-- Work to be completed --
Leave the pictures out, and retype all of the material exactly as written.

⁂

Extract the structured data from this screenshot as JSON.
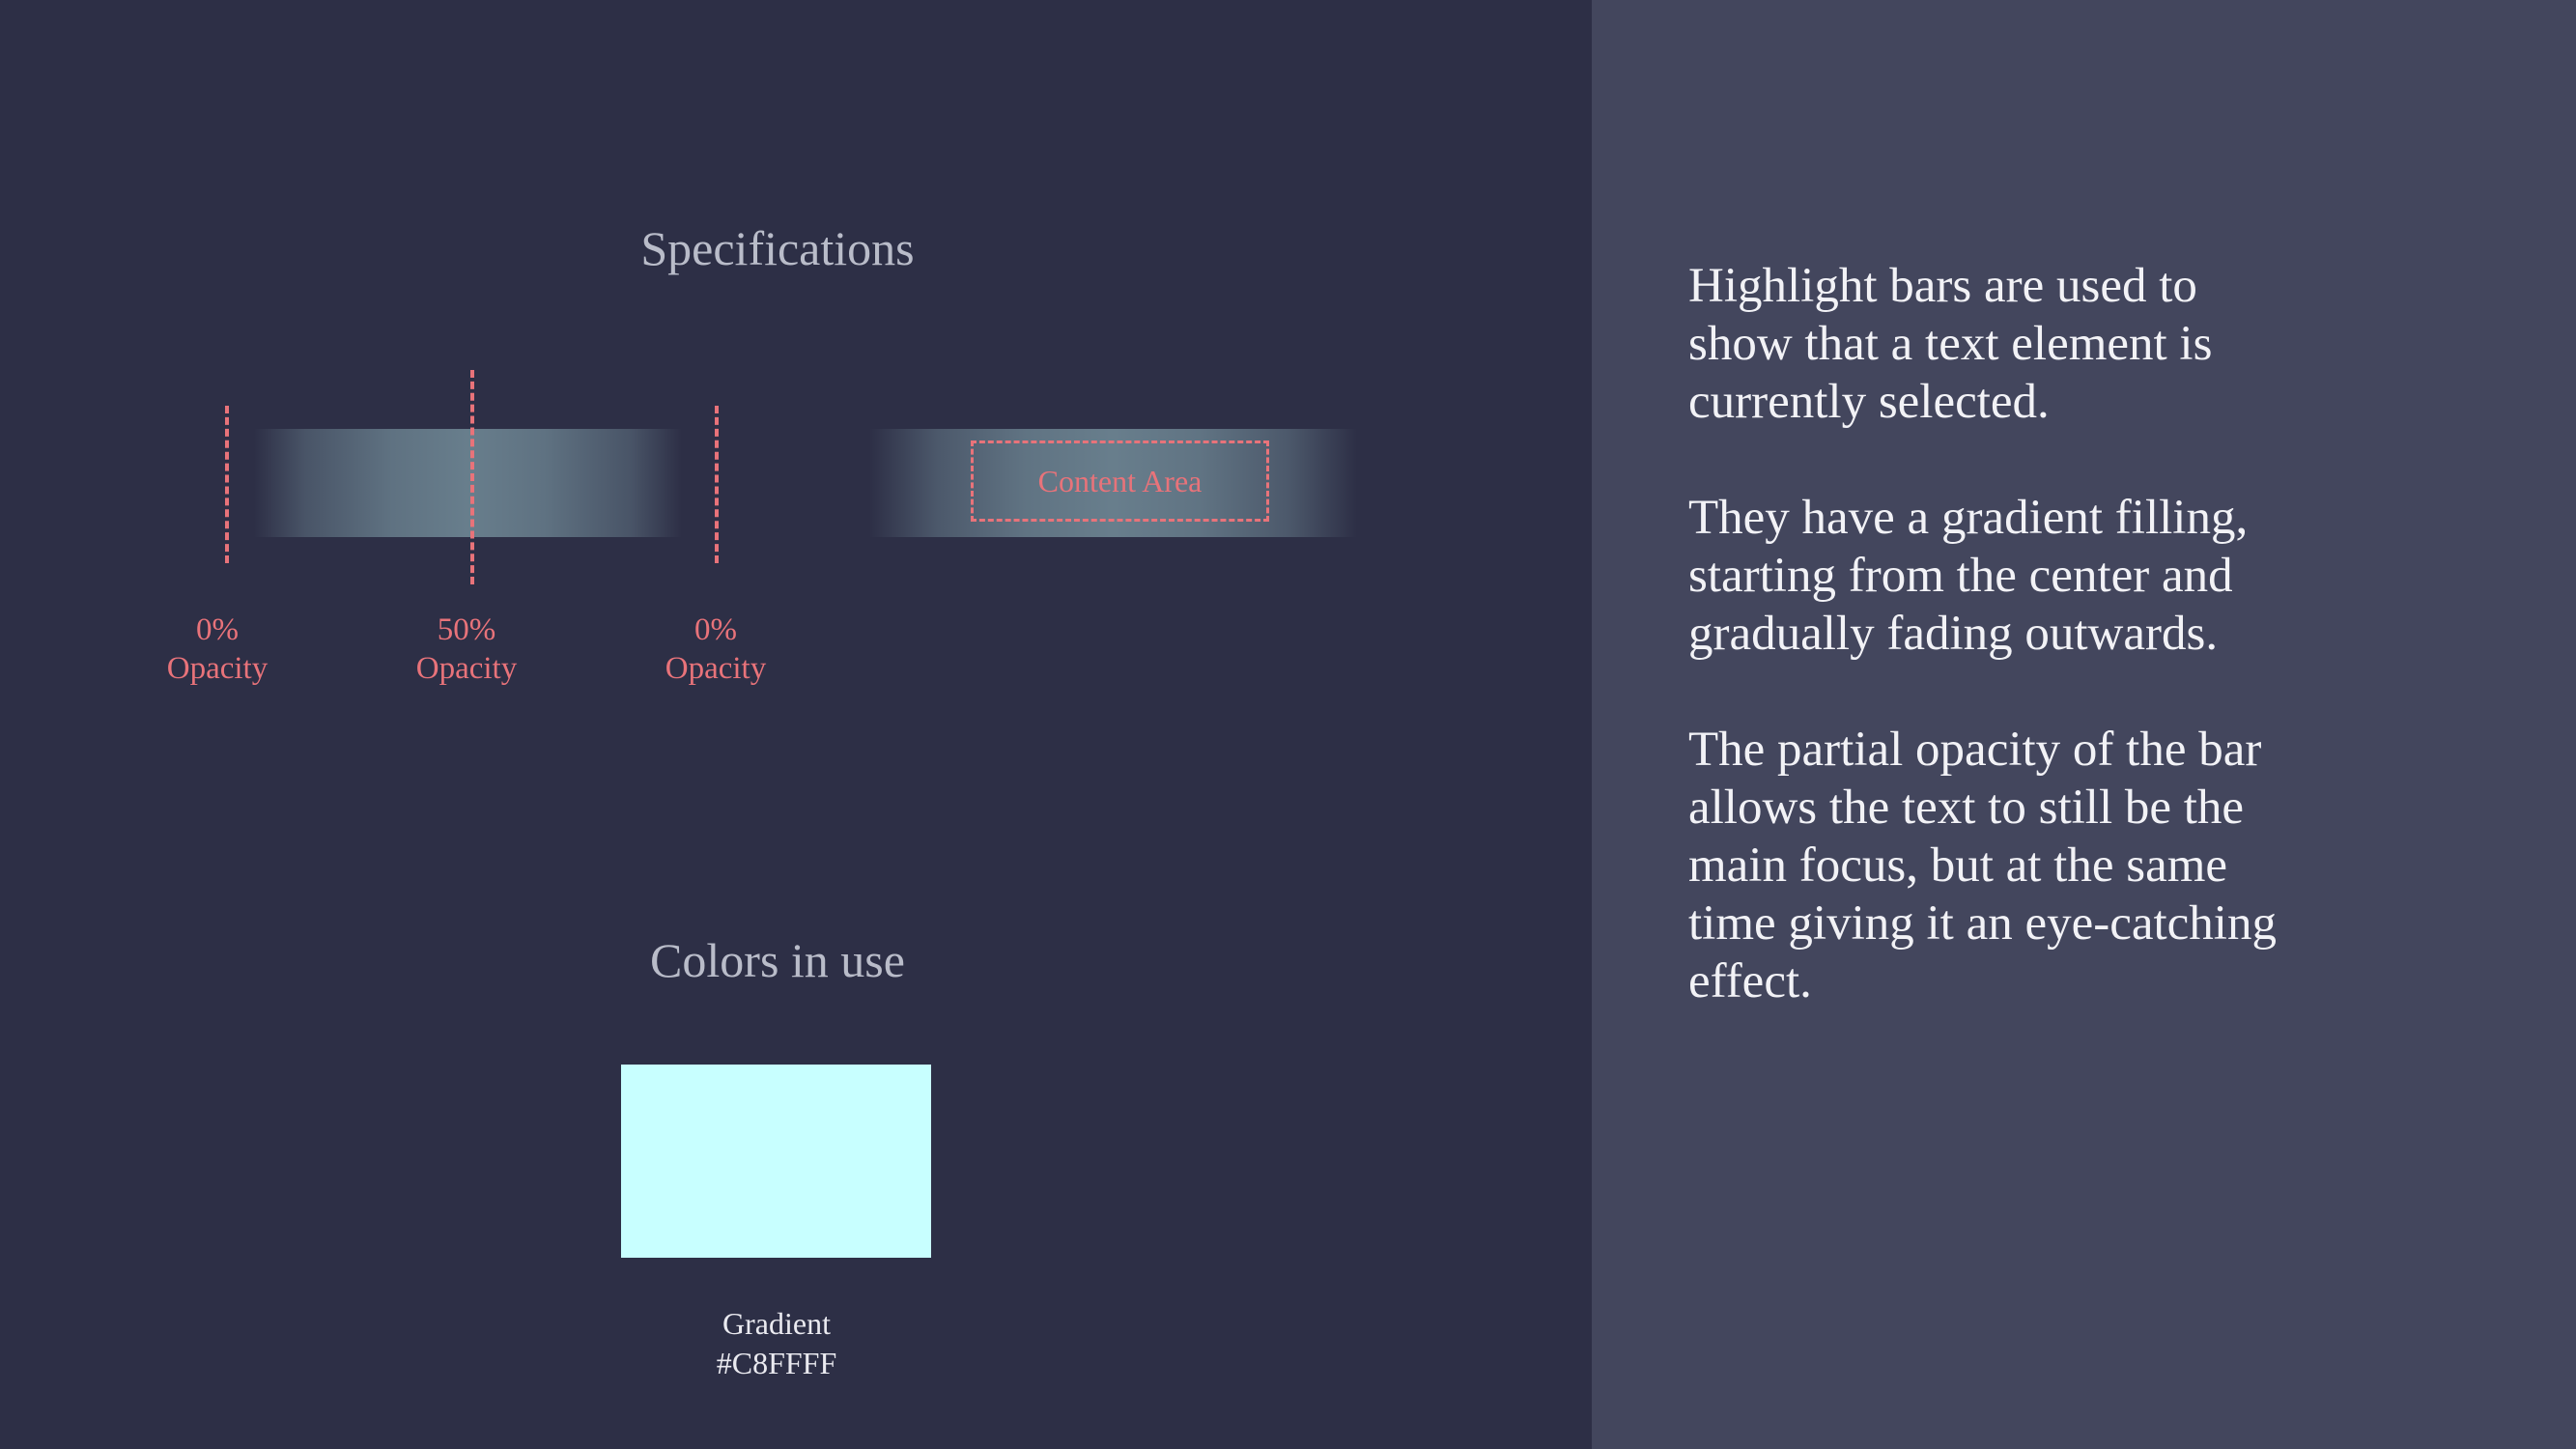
{
  "specifications": {
    "title": "Specifications",
    "guides": [
      {
        "value": "0%",
        "label": "Opacity"
      },
      {
        "value": "50%",
        "label": "Opacity"
      },
      {
        "value": "0%",
        "label": "Opacity"
      }
    ],
    "content_area_label": "Content Area"
  },
  "colors": {
    "title": "Colors in use",
    "swatch": {
      "name": "Gradient",
      "hex": "#C8FFFF",
      "color": "#c8ffff"
    }
  },
  "description": {
    "paragraphs": [
      "Highlight bars are used to show that a text element is currently selected.",
      "They have a gradient filling, starting from the center and gradually fading outwards.",
      "The partial opacity of the bar allows the text to still be the main focus, but at the same time giving it an eye-catching effect."
    ]
  },
  "palette": {
    "background_left": "#2d2f46",
    "background_right": "#43465d",
    "accent": "#e8737a",
    "heading": "#b9bcc9"
  }
}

⁂

-- Right answer --
Extract the structured data from this screenshot as JSON.
{
  "specifications": {
    "title": "Specifications",
    "guides": [
      {
        "value": "0%",
        "label": "Opacity"
      },
      {
        "value": "50%",
        "label": "Opacity"
      },
      {
        "value": "0%",
        "label": "Opacity"
      }
    ],
    "content_area_label": "Content Area"
  },
  "colors": {
    "title": "Colors in use",
    "swatch": {
      "name": "Gradient",
      "hex": "#C8FFFF",
      "color": "#c8ffff"
    }
  },
  "description": {
    "paragraphs": [
      "Highlight bars are used to show that a text element is currently selected.",
      "They have a gradient filling, starting from the center and gradually fading outwards.",
      "The partial opacity of the bar allows the text to still be the main focus, but at the same time giving it an eye-catching effect."
    ]
  },
  "palette": {
    "background_left": "#2d2f46",
    "background_right": "#43465d",
    "accent": "#e8737a",
    "heading": "#b9bcc9"
  }
}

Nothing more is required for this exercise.